Task to carry out — Copy every line of the data that includes the string "regulation".

Entries shown —
────────────────

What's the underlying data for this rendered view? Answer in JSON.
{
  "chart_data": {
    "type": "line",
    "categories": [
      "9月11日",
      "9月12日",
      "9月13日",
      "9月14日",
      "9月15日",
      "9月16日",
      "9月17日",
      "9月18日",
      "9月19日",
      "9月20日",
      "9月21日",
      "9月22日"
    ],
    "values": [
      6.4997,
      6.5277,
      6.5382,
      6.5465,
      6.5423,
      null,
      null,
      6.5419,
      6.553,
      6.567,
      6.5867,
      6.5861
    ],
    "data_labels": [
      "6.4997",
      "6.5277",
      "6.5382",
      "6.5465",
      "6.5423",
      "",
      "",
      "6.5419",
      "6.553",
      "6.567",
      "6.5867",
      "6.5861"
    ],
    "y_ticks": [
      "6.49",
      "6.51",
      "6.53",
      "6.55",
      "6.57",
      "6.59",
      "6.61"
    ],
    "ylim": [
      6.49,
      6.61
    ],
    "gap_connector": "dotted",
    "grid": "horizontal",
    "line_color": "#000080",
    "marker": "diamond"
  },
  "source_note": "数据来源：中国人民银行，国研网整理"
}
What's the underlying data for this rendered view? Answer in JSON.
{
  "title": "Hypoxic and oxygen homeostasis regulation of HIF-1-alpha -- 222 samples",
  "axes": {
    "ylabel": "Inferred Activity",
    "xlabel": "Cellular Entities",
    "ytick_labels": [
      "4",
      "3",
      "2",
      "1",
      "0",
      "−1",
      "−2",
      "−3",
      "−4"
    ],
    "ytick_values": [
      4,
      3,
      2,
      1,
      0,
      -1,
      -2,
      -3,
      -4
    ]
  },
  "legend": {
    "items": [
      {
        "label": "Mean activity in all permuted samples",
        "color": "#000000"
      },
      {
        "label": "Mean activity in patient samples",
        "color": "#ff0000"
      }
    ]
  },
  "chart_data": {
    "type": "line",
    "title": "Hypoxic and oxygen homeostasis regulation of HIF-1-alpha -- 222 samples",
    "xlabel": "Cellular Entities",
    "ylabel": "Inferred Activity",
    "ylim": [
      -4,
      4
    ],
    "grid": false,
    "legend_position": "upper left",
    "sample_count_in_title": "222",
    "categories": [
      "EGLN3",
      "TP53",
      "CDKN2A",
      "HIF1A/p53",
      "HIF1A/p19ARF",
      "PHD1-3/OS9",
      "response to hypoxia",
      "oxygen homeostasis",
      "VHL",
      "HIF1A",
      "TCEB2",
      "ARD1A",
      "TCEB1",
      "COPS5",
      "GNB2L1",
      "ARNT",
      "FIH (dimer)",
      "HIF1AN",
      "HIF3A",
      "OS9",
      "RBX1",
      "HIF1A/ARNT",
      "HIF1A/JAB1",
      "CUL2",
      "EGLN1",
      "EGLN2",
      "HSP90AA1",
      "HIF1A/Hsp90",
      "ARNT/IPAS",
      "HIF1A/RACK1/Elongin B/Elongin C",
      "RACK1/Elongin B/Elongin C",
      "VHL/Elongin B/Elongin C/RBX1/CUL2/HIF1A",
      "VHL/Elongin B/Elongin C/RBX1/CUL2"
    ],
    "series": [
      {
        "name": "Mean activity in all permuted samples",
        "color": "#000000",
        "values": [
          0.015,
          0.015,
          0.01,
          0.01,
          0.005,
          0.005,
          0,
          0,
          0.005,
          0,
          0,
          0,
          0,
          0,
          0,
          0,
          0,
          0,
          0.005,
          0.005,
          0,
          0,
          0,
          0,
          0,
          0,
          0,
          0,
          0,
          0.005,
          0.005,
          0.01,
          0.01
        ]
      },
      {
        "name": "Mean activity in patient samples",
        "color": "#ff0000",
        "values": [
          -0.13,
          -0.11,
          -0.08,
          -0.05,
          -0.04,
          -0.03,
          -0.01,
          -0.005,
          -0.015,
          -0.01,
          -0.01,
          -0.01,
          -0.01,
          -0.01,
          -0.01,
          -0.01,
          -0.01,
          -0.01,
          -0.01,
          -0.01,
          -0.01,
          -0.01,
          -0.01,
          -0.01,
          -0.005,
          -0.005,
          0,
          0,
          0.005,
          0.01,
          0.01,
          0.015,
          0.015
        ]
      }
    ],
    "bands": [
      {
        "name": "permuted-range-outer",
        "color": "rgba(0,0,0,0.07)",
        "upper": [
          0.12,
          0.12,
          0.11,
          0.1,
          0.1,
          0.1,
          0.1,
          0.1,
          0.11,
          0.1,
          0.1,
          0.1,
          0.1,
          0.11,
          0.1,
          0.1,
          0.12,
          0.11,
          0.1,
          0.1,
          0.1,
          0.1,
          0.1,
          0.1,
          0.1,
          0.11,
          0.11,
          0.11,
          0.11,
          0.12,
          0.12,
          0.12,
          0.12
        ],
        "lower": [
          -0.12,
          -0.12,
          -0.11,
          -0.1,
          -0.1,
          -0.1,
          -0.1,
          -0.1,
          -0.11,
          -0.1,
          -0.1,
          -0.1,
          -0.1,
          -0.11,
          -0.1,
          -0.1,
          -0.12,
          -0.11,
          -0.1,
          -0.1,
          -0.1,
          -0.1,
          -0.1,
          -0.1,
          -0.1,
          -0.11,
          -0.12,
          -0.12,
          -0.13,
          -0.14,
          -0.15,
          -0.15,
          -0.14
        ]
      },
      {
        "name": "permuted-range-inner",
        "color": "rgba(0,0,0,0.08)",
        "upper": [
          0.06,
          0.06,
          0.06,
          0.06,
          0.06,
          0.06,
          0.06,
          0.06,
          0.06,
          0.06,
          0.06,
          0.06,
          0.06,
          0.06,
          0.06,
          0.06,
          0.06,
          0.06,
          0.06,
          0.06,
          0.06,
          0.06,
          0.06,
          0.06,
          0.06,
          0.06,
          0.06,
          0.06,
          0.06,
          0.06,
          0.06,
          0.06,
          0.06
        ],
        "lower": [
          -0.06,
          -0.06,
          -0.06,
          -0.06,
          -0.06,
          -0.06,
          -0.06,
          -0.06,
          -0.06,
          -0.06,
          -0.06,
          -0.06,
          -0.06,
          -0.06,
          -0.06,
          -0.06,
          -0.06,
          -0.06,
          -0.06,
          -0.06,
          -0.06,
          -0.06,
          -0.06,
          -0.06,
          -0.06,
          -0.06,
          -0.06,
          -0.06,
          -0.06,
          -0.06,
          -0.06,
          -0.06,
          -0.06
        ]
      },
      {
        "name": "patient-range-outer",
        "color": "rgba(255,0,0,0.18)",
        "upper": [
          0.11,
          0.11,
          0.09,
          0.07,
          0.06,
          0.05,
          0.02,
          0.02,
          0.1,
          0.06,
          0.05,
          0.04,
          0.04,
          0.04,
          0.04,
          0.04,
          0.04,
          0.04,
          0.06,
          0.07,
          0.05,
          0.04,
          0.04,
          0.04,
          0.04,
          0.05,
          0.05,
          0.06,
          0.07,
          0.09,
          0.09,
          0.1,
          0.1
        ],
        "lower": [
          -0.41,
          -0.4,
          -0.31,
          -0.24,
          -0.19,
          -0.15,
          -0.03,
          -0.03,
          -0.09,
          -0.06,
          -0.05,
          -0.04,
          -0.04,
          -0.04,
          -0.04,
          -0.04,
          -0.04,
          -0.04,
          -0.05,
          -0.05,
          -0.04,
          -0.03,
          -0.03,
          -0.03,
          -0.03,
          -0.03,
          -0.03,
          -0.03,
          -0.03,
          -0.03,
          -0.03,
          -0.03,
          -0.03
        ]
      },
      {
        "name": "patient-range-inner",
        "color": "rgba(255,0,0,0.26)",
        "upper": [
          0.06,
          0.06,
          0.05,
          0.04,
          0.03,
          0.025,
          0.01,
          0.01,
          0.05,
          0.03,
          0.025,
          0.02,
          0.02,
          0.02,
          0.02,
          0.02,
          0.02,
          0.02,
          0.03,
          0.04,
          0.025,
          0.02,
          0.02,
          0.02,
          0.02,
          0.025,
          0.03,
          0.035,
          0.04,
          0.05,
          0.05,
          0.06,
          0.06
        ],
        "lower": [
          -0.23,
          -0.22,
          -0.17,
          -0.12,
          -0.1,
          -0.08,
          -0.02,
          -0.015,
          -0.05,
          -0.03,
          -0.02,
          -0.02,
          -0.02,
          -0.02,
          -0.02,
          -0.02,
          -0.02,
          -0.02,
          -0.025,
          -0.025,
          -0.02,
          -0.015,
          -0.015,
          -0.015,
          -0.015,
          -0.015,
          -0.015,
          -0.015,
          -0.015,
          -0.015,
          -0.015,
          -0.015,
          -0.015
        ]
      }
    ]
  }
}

────────────────

The result —
  "title": "Hypoxic and oxygen homeostasis regulation of HIF-1-alpha -- 222 samples",
    "title": "Hypoxic and oxygen homeostasis regulation of HIF-1-alpha -- 222 samples",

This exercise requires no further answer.